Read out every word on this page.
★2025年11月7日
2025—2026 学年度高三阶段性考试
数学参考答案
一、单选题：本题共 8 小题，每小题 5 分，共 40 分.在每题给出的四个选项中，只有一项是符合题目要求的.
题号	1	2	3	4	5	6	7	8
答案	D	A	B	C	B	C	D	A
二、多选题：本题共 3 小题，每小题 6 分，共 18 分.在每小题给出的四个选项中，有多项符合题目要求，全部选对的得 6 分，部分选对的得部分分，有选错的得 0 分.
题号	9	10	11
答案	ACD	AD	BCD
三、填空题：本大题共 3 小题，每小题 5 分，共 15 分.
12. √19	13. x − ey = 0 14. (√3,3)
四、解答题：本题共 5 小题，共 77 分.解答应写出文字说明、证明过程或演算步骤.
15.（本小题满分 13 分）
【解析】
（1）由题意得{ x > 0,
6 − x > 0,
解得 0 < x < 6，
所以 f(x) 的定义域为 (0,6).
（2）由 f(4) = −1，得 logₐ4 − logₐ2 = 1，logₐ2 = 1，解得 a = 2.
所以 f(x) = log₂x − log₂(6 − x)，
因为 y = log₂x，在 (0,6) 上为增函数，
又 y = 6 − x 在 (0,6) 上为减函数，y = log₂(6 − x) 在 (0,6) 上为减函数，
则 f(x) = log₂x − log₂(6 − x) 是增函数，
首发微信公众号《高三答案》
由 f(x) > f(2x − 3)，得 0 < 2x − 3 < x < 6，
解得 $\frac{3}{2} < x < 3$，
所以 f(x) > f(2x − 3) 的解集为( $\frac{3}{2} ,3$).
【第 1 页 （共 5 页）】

********************

## Your instructions:
Identify each line in the records above containing the word "log₂x"; copy those lines.

## Response to this exercise:
所以 f(x) = log₂x − log₂(6 − x)，
因为 y = log₂x，在 (0,6) 上为增函数，
则 f(x) = log₂x − log₂(6 − x) 是增函数，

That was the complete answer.